Exercise instructions: Go through the listing and pick out each line with the word "Уложить" in it.

——

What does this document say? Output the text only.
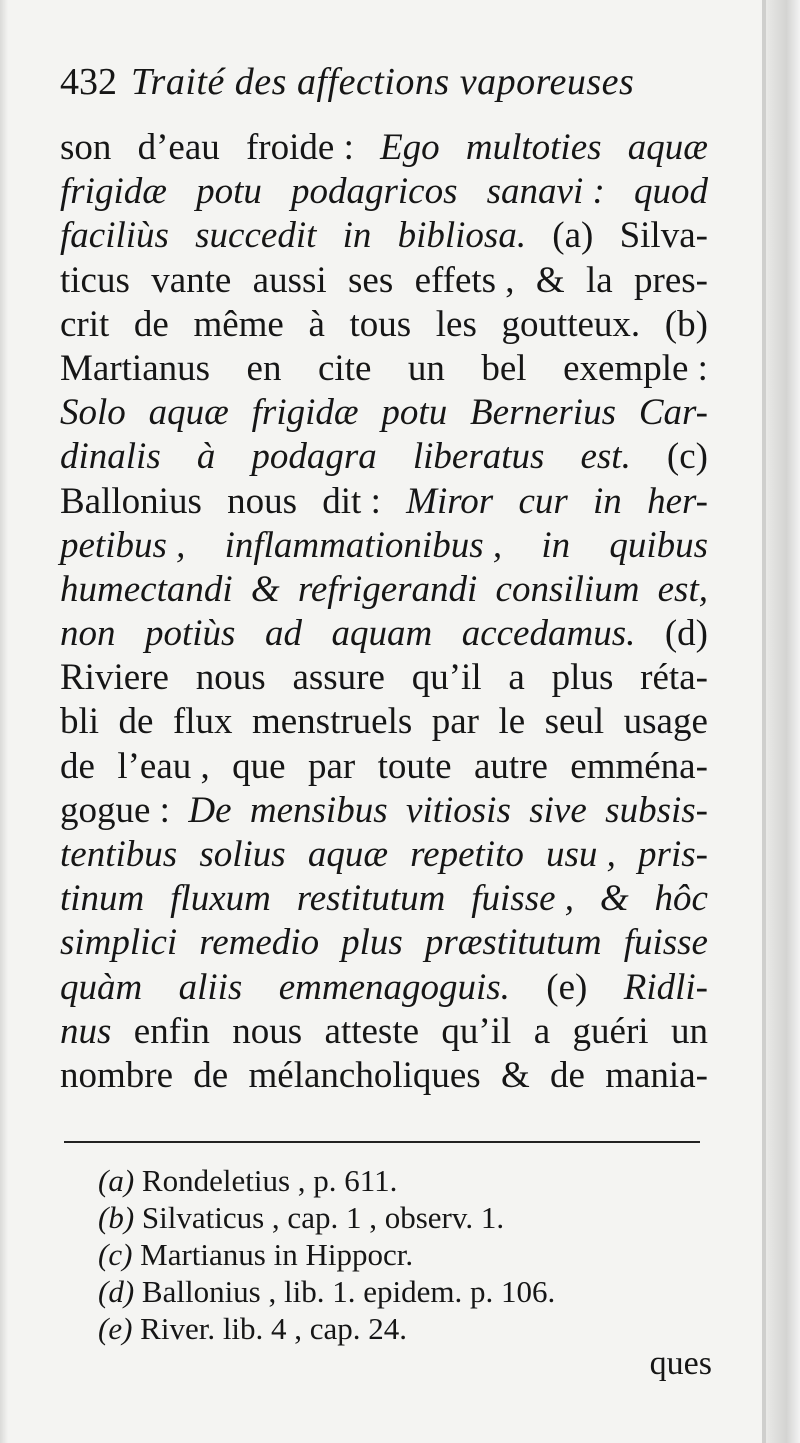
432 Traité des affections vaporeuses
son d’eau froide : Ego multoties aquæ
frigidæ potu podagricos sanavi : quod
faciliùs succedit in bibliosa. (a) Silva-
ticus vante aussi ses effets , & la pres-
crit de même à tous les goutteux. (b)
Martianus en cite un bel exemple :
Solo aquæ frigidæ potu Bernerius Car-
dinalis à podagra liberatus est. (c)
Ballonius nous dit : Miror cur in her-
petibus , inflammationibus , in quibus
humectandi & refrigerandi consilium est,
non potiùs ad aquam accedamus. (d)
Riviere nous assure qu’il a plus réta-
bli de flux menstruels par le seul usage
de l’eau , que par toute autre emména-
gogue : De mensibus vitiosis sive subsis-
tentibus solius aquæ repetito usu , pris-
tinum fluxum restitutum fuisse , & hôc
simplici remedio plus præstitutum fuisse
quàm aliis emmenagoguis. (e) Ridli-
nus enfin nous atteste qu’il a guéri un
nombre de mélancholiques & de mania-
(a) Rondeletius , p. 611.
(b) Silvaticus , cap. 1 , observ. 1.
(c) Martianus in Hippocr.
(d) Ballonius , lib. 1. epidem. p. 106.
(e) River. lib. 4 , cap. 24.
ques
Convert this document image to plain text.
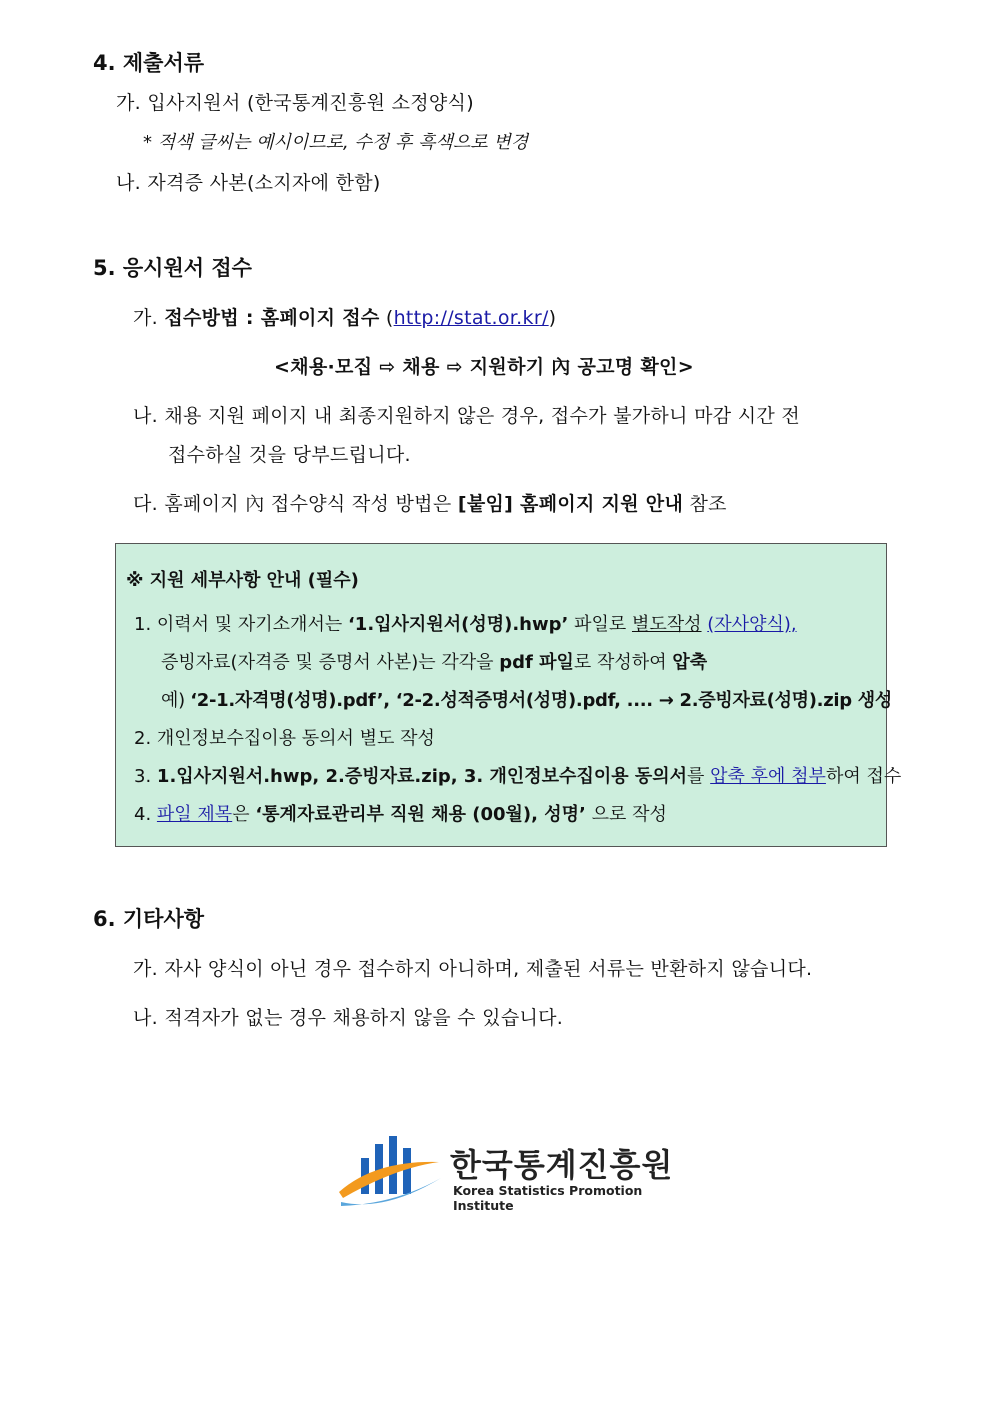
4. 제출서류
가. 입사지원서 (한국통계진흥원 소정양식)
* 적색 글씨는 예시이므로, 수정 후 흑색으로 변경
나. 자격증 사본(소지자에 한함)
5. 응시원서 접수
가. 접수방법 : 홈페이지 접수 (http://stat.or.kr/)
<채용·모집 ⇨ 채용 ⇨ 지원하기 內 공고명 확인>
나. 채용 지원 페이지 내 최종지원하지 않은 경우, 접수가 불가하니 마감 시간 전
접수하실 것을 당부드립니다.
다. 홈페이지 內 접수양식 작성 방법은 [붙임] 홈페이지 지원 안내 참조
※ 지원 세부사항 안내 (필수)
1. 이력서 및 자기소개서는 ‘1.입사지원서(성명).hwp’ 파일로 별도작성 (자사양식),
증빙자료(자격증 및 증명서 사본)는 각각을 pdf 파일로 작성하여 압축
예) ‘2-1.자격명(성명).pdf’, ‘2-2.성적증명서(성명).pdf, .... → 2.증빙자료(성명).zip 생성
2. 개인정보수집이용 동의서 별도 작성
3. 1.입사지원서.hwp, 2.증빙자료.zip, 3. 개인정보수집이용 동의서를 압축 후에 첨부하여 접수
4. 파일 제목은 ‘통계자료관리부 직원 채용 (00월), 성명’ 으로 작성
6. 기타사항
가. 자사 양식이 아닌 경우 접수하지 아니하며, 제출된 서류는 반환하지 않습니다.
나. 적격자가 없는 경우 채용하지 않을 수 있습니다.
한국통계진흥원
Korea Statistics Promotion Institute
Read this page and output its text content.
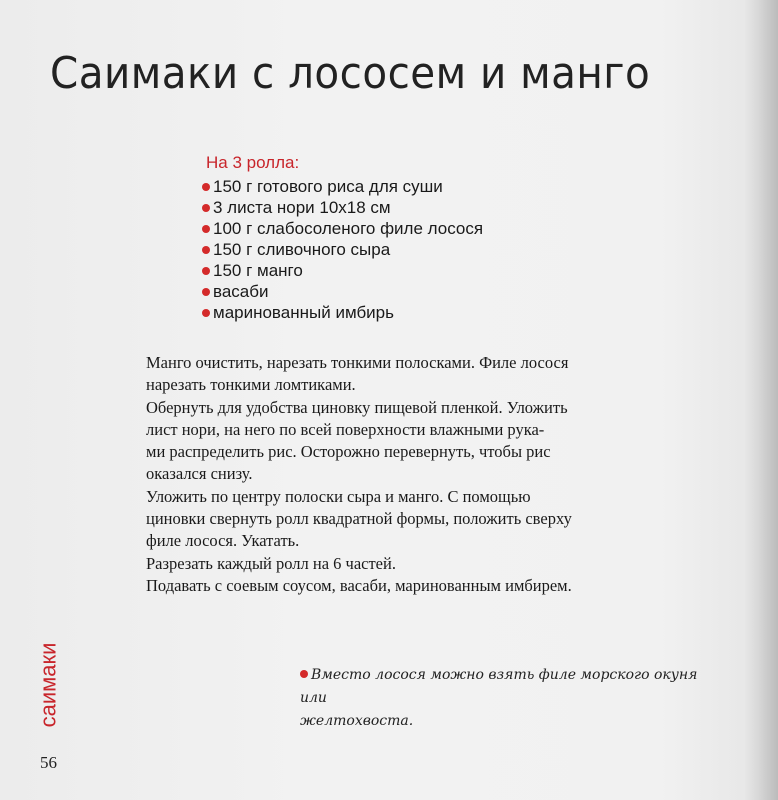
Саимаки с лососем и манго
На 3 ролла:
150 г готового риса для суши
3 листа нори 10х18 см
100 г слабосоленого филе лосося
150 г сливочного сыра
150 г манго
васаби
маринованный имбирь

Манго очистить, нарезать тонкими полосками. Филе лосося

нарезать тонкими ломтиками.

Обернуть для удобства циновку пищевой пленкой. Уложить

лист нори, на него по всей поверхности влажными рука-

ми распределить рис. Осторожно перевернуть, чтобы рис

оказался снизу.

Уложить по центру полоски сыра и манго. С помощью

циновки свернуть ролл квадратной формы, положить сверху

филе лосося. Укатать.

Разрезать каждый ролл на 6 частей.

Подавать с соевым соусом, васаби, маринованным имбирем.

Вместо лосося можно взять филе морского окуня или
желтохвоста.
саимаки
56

——

Written solution:
Обернуть для удобства циновку пищевой пленкой. Уложить
Уложить по центру полоски сыра и манго. С помощью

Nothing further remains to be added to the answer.